Tugas 1:
Salin ulang baris data apa adanya, dimulai dari baris pertama dan berlanjut sampai baris yang memuat "token-name-part: ken (pdE1B): [102, 224, 190, 242]", termasuk baris itu sendiri.

Selasa, 31 Desember 2013

End. Of. Year :)



Selamat hari terakhir di penghujung tahun.

Tahun ini, adalah tahun rollercoaster buat saya. Tapi terlepas dari itu, hari ini adalah hari yang memiliki banyak makna. 

**

Dimulai dengan guyuran hujan yang amat deras dan intens sejak dini hari tadi, kami semua datang ke kantor dengan kuyup. Bagi marketing, kolektor, surveyor, arti hari ini adalah lebih dari sekedar tiupan terompet, ledakan petasan, warna warni kembang api, ataupun deretan keriuhan akhir tahun. Bagi mereka, akrti akhir tahun adalah pencapaian target yang berdarah-darah dan mengorbankan quality time bersama keluarga.

Saya tidak bersama mereka saat hujan mengguyur atau dimaki konsumen rese, at last. Namun ketika mereka mendapatkan pencapaian sebagai matapencaharian keluarga, entah kenapa ada seselip perasaan senang. Sama senangnya ketika ada display picture salah seorang rekan yang sedang berkumpul dengan seluruh stafnya, makan-makan sebagai bentuk apresiasi kinerja si staf-staf yang tahan banting. Bukan perkara dimana, seberapa mahal, seberapa mewah, namun apresiasi dan kepuasan setelah kerja keras yang terbayar.

Saya sama senangnya dengan mereka, karena saya tahu dengan pasti, ketika awal saya merekrut mereka, banyak dari mereka yang bak anak ingusan kemarin sore tidak tahu apa-apa tentang dunia lapangan atau dunia dibalik meja kantor.Semangat mereka yang luarbiasa, even kadang tetap saja ada keluhan di sana-sini sebagai pekerja, yang pada akhirnya menjadikan akhir tahun ini begitu bernilai :)

Dan pada akhirnya, malam ini, mungkin dengan guyuran hujan, mungkin dengan euforia masyarakat di kota ini, saya akan pulang ke rumah, bertemu dengan Ibu, dengan adik, dengan suami, dan merayakan pergantian tahun ini dengan sederhana namun kaya makna di dalam hati.

Baris Data:
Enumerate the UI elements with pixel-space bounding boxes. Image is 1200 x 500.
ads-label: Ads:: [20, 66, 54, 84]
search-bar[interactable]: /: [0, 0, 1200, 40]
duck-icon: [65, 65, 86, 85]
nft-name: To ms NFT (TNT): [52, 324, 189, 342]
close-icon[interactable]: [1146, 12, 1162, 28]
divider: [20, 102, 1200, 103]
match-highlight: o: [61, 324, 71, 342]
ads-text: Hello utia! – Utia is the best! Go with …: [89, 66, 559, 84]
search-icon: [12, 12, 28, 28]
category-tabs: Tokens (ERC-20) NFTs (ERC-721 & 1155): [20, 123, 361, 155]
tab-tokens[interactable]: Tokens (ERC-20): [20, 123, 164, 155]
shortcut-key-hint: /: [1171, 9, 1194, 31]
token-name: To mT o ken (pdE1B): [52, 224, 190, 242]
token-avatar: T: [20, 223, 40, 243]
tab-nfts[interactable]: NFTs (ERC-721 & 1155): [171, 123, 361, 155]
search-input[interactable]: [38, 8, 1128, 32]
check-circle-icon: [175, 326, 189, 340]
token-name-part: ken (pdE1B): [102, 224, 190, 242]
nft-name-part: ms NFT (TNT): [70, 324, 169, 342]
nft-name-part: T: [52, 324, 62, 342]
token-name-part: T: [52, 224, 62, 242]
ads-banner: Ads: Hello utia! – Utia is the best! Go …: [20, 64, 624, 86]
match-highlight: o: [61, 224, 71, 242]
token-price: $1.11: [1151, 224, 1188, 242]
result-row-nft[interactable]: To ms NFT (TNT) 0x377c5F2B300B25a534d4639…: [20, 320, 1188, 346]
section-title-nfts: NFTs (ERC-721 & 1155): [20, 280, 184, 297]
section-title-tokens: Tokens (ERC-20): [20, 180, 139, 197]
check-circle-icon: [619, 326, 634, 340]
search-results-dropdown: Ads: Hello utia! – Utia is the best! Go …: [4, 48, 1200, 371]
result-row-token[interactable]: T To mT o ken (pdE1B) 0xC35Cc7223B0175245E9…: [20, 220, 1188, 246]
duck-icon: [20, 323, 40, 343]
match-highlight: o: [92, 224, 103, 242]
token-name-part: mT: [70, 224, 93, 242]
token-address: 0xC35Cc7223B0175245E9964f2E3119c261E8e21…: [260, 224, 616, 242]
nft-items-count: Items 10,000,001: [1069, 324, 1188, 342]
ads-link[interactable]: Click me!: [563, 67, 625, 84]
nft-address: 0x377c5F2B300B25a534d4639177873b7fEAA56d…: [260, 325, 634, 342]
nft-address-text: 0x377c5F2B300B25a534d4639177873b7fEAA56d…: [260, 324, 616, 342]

Tugas 2:
Tulis kembali bagian catatan akhir tahun ini mulai dari "Saya sama senangnya" dan berlanjut sampai "begitu bernilai :)", dengan "senangnya" diganti menjadi "gembiranya".

Jawaban Tertulis 1:
Enumerate the UI elements with pixel-space bounding boxes. Image is 1200 x 500.
ads-label: Ads:: [20, 66, 54, 84]
search-bar[interactable]: /: [0, 0, 1200, 40]
duck-icon: [65, 65, 86, 85]
nft-name: To ms NFT (TNT): [52, 324, 189, 342]
close-icon[interactable]: [1146, 12, 1162, 28]
divider: [20, 102, 1200, 103]
match-highlight: o: [61, 324, 71, 342]
ads-text: Hello utia! – Utia is the best! Go with …: [89, 66, 559, 84]
search-icon: [12, 12, 28, 28]
category-tabs: Tokens (ERC-20) NFTs (ERC-721 & 1155): [20, 123, 361, 155]
tab-tokens[interactable]: Tokens (ERC-20): [20, 123, 164, 155]
shortcut-key-hint: /: [1171, 9, 1194, 31]
token-name: To mT o ken (pdE1B): [52, 224, 190, 242]
token-avatar: T: [20, 223, 40, 243]
tab-nfts[interactable]: NFTs (ERC-721 & 1155): [171, 123, 361, 155]
search-input[interactable]: [38, 8, 1128, 32]
check-circle-icon: [175, 326, 189, 340]
token-name-part: ken (pdE1B): [102, 224, 190, 242]

Jawaban Tertulis 2:
Saya sama gembiranya dengan mereka, karena saya tahu dengan pasti, ketika awal saya merekrut mereka, banyak dari mereka yang bak anak ingusan kemarin sore tidak tahu apa-apa tentang dunia lapangan atau dunia dibalik meja kantor.Semangat mereka yang luarbiasa, even kadang tetap saja ada keluhan di sana-sini sebagai pekerja, yang pada akhirnya menjadikan akhir tahun ini begitu bernilai :)